RECORDS:

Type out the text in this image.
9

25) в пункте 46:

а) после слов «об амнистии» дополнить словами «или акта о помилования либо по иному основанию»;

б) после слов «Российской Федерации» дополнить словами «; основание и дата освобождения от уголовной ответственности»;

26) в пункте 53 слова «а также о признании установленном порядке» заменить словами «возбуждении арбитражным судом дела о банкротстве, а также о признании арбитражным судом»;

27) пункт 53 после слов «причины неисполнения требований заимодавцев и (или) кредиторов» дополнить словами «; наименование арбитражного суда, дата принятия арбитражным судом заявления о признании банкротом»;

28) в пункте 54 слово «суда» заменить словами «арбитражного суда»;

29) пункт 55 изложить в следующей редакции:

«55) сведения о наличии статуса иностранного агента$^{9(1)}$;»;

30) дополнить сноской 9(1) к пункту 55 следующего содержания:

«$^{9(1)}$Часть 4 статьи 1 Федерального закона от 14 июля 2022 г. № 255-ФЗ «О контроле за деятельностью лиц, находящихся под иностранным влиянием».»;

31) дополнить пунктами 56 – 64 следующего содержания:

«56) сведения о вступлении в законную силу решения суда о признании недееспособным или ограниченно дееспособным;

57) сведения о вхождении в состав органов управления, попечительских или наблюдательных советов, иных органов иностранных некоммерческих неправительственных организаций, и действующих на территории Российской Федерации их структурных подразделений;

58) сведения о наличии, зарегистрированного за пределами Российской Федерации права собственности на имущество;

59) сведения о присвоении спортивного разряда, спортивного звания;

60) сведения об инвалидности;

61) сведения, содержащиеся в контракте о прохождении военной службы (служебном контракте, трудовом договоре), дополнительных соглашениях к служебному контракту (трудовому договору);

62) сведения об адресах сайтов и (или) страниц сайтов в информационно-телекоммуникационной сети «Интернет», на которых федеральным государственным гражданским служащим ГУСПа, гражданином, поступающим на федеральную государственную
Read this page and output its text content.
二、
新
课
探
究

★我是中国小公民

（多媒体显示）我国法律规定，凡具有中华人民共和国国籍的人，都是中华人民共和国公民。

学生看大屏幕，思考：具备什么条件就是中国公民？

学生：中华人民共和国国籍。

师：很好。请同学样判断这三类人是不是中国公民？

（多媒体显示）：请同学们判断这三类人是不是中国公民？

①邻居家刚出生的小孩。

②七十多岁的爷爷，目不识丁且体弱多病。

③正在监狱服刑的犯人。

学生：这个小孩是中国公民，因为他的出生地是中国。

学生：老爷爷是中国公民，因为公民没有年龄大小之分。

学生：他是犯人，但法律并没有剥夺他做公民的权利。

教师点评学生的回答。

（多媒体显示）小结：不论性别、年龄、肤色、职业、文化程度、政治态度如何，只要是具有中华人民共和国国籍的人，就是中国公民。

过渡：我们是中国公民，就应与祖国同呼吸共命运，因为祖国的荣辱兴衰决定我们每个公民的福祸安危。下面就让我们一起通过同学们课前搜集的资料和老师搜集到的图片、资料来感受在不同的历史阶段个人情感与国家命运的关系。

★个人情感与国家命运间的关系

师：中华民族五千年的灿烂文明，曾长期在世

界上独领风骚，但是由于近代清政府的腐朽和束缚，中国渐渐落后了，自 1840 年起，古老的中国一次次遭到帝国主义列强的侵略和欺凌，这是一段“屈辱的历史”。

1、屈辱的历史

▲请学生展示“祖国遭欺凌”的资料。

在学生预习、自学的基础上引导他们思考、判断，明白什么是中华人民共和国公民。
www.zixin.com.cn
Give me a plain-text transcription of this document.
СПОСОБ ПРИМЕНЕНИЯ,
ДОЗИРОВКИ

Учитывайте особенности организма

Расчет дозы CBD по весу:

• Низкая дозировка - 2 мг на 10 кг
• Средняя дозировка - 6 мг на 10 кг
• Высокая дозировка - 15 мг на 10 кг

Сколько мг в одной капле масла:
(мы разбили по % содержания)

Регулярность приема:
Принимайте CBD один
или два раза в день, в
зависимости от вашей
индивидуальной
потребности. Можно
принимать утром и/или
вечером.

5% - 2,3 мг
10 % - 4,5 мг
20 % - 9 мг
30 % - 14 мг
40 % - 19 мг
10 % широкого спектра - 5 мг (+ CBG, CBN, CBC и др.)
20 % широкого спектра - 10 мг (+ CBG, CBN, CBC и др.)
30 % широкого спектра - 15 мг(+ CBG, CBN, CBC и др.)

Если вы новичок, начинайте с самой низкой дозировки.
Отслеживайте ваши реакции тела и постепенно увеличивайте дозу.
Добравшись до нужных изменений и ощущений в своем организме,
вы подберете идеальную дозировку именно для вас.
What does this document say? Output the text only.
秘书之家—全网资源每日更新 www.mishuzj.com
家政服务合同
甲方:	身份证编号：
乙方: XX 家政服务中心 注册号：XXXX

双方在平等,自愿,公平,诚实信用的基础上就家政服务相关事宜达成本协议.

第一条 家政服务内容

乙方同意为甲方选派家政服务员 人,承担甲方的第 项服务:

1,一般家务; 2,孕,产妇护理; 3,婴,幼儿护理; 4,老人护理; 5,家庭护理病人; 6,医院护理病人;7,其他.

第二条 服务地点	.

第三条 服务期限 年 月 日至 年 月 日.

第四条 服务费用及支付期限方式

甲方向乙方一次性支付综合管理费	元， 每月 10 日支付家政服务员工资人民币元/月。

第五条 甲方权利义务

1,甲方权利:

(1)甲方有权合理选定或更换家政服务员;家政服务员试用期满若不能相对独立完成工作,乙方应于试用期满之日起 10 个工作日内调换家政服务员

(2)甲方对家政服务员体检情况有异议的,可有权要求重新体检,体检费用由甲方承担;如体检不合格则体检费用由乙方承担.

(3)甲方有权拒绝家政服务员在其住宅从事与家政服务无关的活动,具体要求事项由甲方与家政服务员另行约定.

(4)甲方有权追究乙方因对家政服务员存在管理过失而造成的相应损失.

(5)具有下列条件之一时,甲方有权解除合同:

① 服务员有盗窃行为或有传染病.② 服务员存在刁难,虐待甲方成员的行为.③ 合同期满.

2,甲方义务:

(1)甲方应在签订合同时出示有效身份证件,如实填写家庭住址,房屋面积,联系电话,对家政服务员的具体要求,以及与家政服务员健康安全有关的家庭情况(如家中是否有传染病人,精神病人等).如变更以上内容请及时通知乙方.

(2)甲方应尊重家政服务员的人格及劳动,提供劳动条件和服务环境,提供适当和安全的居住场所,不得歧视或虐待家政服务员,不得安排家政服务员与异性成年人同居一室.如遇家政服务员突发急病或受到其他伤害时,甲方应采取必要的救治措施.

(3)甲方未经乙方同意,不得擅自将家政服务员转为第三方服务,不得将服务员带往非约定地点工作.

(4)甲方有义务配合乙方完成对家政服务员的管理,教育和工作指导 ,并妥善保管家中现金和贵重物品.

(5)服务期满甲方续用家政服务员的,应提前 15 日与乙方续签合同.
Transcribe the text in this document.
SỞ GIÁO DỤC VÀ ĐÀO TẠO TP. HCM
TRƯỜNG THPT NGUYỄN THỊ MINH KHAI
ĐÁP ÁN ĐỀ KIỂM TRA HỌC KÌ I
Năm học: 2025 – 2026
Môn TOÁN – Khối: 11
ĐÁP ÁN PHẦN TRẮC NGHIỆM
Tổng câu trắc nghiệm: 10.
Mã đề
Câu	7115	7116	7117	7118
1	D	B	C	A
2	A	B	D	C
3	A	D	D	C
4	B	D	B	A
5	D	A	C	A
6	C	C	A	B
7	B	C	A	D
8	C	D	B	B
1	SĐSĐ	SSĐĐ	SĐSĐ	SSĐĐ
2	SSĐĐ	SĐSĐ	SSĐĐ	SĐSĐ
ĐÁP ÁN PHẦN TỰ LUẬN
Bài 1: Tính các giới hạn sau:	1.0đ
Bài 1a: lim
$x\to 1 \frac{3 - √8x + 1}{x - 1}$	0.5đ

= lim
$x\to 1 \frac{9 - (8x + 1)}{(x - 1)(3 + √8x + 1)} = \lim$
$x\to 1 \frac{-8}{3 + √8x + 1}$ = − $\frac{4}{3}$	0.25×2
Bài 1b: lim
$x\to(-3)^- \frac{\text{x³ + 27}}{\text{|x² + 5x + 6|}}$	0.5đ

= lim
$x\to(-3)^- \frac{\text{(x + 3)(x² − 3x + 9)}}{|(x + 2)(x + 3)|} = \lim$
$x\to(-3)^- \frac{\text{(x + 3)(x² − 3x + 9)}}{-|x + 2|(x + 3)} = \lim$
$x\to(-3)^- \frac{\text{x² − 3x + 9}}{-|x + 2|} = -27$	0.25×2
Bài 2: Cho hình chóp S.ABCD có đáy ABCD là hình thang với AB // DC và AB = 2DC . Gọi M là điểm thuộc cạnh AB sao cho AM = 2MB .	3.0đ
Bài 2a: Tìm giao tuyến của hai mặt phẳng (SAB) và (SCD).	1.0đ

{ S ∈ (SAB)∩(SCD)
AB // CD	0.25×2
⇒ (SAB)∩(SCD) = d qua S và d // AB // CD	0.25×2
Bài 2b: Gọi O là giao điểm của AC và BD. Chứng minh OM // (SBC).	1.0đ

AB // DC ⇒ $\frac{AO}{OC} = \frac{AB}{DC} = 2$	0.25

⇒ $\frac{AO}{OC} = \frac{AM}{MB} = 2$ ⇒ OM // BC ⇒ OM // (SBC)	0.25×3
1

DO THIS: Pick out, from the lines above, every one that contains the string "спектра".

TASK SOLUTION:
10 % широкого спектра - 5 мг (+ CBG, CBN, CBC и др.)
20 % широкого спектра - 10 мг (+ CBG, CBN, CBC и др.)
30 % широкого спектра - 15 мг(+ CBG, CBN, CBC и др.)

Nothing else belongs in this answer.